**AIM**
Leave out the pictures and repeat the data exactly.

**SUPPLIED ENTRIES**
◆ ◆ ◆ ◆

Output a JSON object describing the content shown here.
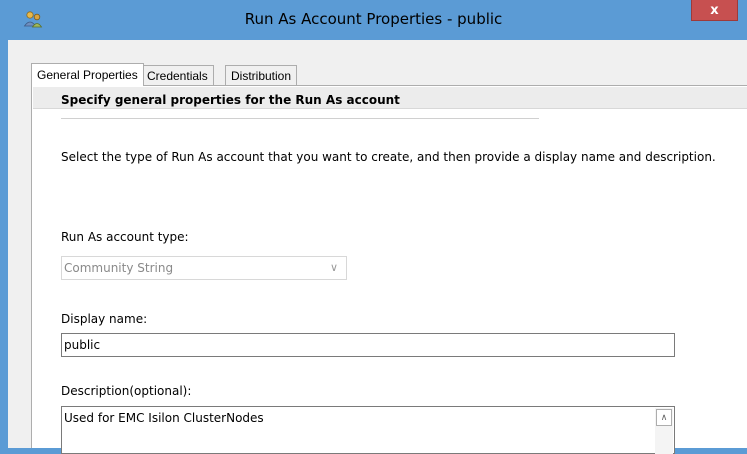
{
  "window": {
    "title": "Run As Account Properties - public",
    "close_glyph": "x",
    "app_icon": "run-as-account-icon"
  },
  "tabs": [
    {
      "label": "General Properties",
      "active": true
    },
    {
      "label": "Credentials",
      "active": false
    },
    {
      "label": "Distribution",
      "active": false
    }
  ],
  "page": {
    "heading": "Specify general properties for the Run As account",
    "description": "Select the type of Run As account that you want to create, and then provide a display name and description.",
    "account_type_label": "Run As account type:",
    "account_type_value": "Community String",
    "display_name_label": "Display name:",
    "display_name_value": "public",
    "description_label": "Description(optional):",
    "description_value": "Used for EMC Isilon ClusterNodes"
  },
  "colors": {
    "title_bar": "#5b9bd5",
    "close_button": "#c75050",
    "dialog_background": "#f0f0f0"
  }
}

◆ ◆ ◆ ◆

**TASK ANSWER**
Output a JSON object describing the content shown here.
{
  "window": {
    "title": "Run As Account Properties - public",
    "close_glyph": "x",
    "app_icon": "run-as-account-icon"
  },
  "tabs": [
    {
      "label": "General Properties",
      "active": true
    },
    {
      "label": "Credentials",
      "active": false
    },
    {
      "label": "Distribution",
      "active": false
    }
  ],
  "page": {
    "heading": "Specify general properties for the Run As account",
    "description": "Select the type of Run As account that you want to create, and then provide a display name and description.",
    "account_type_label": "Run As account type:",
    "account_type_value": "Community String",
    "display_name_label": "Display name:",
    "display_name_value": "public",
    "description_label": "Description(optional):",
    "description_value": "Used for EMC Isilon ClusterNodes"
  },
  "colors": {
    "title_bar": "#5b9bd5",
    "close_button": "#c75050",
    "dialog_background": "#f0f0f0"
  }
}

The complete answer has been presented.